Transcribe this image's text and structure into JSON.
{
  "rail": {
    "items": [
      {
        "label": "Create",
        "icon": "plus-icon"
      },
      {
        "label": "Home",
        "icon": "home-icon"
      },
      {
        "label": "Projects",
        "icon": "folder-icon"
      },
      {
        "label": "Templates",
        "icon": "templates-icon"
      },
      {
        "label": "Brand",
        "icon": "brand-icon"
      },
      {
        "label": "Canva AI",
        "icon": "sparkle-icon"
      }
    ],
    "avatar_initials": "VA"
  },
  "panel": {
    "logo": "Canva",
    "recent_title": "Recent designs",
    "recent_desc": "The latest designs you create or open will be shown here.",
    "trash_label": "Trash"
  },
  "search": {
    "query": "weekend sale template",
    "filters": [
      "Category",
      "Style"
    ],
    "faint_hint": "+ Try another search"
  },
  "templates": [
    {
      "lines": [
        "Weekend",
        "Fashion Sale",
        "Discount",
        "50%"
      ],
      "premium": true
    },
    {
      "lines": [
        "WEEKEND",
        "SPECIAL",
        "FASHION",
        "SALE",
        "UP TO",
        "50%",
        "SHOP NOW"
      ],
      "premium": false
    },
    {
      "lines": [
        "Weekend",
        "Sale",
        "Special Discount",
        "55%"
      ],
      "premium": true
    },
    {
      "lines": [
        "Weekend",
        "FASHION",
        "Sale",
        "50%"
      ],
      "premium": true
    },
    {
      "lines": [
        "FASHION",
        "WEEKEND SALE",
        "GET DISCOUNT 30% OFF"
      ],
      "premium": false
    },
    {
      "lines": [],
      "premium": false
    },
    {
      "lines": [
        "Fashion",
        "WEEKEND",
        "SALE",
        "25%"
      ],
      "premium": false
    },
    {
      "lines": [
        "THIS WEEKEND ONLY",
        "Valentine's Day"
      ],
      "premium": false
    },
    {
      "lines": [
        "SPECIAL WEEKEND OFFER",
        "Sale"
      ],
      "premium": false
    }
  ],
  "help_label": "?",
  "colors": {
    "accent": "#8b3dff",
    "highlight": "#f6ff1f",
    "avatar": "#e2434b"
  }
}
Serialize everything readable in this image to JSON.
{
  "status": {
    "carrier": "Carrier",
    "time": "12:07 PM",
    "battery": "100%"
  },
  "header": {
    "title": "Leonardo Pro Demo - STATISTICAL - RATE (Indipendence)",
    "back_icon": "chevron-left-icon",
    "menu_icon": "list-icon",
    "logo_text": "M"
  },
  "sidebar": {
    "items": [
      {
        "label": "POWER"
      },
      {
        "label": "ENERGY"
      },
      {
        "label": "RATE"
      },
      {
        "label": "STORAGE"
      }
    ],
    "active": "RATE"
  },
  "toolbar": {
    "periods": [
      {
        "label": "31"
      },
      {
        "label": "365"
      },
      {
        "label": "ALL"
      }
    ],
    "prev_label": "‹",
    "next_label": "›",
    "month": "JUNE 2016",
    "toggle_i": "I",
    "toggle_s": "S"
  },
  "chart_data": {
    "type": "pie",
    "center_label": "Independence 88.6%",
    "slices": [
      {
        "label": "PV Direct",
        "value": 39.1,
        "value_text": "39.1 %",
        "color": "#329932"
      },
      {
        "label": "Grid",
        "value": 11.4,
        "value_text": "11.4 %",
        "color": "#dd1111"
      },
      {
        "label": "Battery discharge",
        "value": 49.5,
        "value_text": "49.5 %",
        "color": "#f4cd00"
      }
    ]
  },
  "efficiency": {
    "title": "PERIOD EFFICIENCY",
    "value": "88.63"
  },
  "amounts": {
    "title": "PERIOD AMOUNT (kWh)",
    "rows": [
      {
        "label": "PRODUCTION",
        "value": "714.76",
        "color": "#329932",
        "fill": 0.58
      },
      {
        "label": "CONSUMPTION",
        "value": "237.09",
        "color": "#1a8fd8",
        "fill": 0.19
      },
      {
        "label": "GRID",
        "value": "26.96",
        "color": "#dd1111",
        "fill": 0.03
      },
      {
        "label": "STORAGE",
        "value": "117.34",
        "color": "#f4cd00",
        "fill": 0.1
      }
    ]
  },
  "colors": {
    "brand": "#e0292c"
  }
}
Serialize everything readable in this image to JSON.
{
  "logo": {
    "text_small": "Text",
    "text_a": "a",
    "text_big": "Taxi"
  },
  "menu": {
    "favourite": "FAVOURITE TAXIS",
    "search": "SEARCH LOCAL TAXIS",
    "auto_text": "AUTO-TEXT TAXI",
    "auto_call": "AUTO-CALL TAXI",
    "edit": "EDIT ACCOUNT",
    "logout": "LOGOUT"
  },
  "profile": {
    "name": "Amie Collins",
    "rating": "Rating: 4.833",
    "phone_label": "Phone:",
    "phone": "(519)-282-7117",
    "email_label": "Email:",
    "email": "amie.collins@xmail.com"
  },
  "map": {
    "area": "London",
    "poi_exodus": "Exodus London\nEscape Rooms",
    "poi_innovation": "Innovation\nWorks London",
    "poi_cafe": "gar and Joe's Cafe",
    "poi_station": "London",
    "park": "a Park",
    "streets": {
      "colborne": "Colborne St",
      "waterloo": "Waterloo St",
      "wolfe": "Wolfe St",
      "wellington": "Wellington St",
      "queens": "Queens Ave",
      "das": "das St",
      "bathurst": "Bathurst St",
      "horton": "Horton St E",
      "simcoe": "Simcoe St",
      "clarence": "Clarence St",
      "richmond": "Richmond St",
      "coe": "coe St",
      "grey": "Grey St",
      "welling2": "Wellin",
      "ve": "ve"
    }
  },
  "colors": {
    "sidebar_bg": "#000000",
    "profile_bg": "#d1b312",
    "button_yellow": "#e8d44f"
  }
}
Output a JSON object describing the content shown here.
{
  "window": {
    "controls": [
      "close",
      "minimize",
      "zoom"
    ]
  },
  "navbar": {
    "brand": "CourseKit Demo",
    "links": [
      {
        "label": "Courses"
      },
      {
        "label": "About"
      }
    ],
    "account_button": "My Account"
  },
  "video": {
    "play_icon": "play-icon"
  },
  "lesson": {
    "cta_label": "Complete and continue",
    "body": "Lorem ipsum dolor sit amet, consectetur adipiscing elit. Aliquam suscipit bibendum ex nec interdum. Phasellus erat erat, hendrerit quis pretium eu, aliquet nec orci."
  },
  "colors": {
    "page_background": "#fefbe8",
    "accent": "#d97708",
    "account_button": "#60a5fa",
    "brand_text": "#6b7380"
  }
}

########

**PROMPT**:
Reproduce the records in full, exactly as written.

**EXPECTED ANSWER**:
Transcribe this image's text and structure into JSON.
{
  "rail": {
    "items": [
      {
        "label": "Create",
        "icon": "plus-icon"
      },
      {
        "label": "Home",
        "icon": "home-icon"
      },
      {
        "label": "Projects",
        "icon": "folder-icon"
      },
      {
        "label": "Templates",
        "icon": "templates-icon"
      },
      {
        "label": "Brand",
        "icon": "brand-icon"
      },
      {
        "label": "Canva AI",
        "icon": "sparkle-icon"
      }
    ],
    "avatar_initials": "VA"
  },
  "panel": {
    "logo": "Canva",
    "recent_title": "Recent designs",
    "recent_desc": "The latest designs you create or open will be shown here.",
    "trash_label": "Trash"
  },
  "search": {
    "query": "weekend sale template",
    "filters": [
      "Category",
      "Style"
    ],
    "faint_hint": "+ Try another search"
  },
  "templates": [
    {
      "lines": [
        "Weekend",
        "Fashion Sale",
        "Discount",
        "50%"
      ],
      "premium": true
    },
    {
      "lines": [
        "WEEKEND",
        "SPECIAL",
        "FASHION",
        "SALE",
        "UP TO",
        "50%",
        "SHOP NOW"
      ],
      "premium": false
    },
    {
      "lines": [
        "Weekend",
        "Sale",
        "Special Discount",
        "55%"
      ],
      "premium": true
    },
    {
      "lines": [
        "Weekend",
        "FASHION",
        "Sale",
        "50%"
      ],
      "premium": true
    },
    {
      "lines": [
        "FASHION",
        "WEEKEND SALE",
        "GET DISCOUNT 30% OFF"
      ],
      "premium": false
    },
    {
      "lines": [],
      "premium": false
    },
    {
      "lines": [
        "Fashion",
        "WEEKEND",
        "SALE",
        "25%"
      ],
      "premium": false
    },
    {
      "lines": [
        "THIS WEEKEND ONLY",
        "Valentine's Day"
      ],
      "premium": false
    },
    {
      "lines": [
        "SPECIAL WEEKEND OFFER",
        "Sale"
      ],
      "premium": false
    }
  ],
  "help_label": "?",
  "colors": {
    "accent": "#8b3dff",
    "highlight": "#f6ff1f",
    "avatar": "#e2434b"
  }
}
Serialize everything readable in this image to JSON.
{
  "status": {
    "carrier": "Carrier",
    "time": "12:07 PM",
    "battery": "100%"
  },
  "header": {
    "title": "Leonardo Pro Demo - STATISTICAL - RATE (Indipendence)",
    "back_icon": "chevron-left-icon",
    "menu_icon": "list-icon",
    "logo_text": "M"
  },
  "sidebar": {
    "items": [
      {
        "label": "POWER"
      },
      {
        "label": "ENERGY"
      },
      {
        "label": "RATE"
      },
      {
        "label": "STORAGE"
      }
    ],
    "active": "RATE"
  },
  "toolbar": {
    "periods": [
      {
        "label": "31"
      },
      {
        "label": "365"
      },
      {
        "label": "ALL"
      }
    ],
    "prev_label": "‹",
    "next_label": "›",
    "month": "JUNE 2016",
    "toggle_i": "I",
    "toggle_s": "S"
  },
  "chart_data": {
    "type": "pie",
    "center_label": "Independence 88.6%",
    "slices": [
      {
        "label": "PV Direct",
        "value": 39.1,
        "value_text": "39.1 %",
        "color": "#329932"
      },
      {
        "label": "Grid",
        "value": 11.4,
        "value_text": "11.4 %",
        "color": "#dd1111"
      },
      {
        "label": "Battery discharge",
        "value": 49.5,
        "value_text": "49.5 %",
        "color": "#f4cd00"
      }
    ]
  },
  "efficiency": {
    "title": "PERIOD EFFICIENCY",
    "value": "88.63"
  },
  "amounts": {
    "title": "PERIOD AMOUNT (kWh)",
    "rows": [
      {
        "label": "PRODUCTION",
        "value": "714.76",
        "color": "#329932",
        "fill": 0.58
      },
      {
        "label": "CONSUMPTION",
        "value": "237.09",
        "color": "#1a8fd8",
        "fill": 0.19
      },
      {
        "label": "GRID",
        "value": "26.96",
        "color": "#dd1111",
        "fill": 0.03
      },
      {
        "label": "STORAGE",
        "value": "117.34",
        "color": "#f4cd00",
        "fill": 0.1
      }
    ]
  },
  "colors": {
    "brand": "#e0292c"
  }
}
Serialize everything readable in this image to JSON.
{
  "logo": {
    "text_small": "Text",
    "text_a": "a",
    "text_big": "Taxi"
  },
  "menu": {
    "favourite": "FAVOURITE TAXIS",
    "search": "SEARCH LOCAL TAXIS",
    "auto_text": "AUTO-TEXT TAXI",
    "auto_call": "AUTO-CALL TAXI",
    "edit": "EDIT ACCOUNT",
    "logout": "LOGOUT"
  },
  "profile": {
    "name": "Amie Collins",
    "rating": "Rating: 4.833",
    "phone_label": "Phone:",
    "phone": "(519)-282-7117",
    "email_label": "Email:",
    "email": "amie.collins@xmail.com"
  },
  "map": {
    "area": "London",
    "poi_exodus": "Exodus London\nEscape Rooms",
    "poi_innovation": "Innovation\nWorks London",
    "poi_cafe": "gar and Joe's Cafe",
    "poi_station": "London",
    "park": "a Park",
    "streets": {
      "colborne": "Colborne St",
      "waterloo": "Waterloo St",
      "wolfe": "Wolfe St",
      "wellington": "Wellington St",
      "queens": "Queens Ave",
      "das": "das St",
      "bathurst": "Bathurst St",
      "horton": "Horton St E",
      "simcoe": "Simcoe St",
      "clarence": "Clarence St",
      "richmond": "Richmond St",
      "coe": "coe St",
      "grey": "Grey St",
      "welling2": "Wellin",
      "ve": "ve"
    }
  },
  "colors": {
    "sidebar_bg": "#000000",
    "profile_bg": "#d1b312",
    "button_yellow": "#e8d44f"
  }
}
Output a JSON object describing the content shown here.
{
  "window": {
    "controls": [
      "close",
      "minimize",
      "zoom"
    ]
  },
  "navbar": {
    "brand": "CourseKit Demo",
    "links": [
      {
        "label": "Courses"
      },
      {
        "label": "About"
      }
    ],
    "account_button": "My Account"
  },
  "video": {
    "play_icon": "play-icon"
  },
  "lesson": {
    "cta_label": "Complete and continue",
    "body": "Lorem ipsum dolor sit amet, consectetur adipiscing elit. Aliquam suscipit bibendum ex nec interdum. Phasellus erat erat, hendrerit quis pretium eu, aliquet nec orci."
  },
  "colors": {
    "page_background": "#fefbe8",
    "accent": "#d97708",
    "account_button": "#60a5fa",
    "brand_text": "#6b7380"
  }
}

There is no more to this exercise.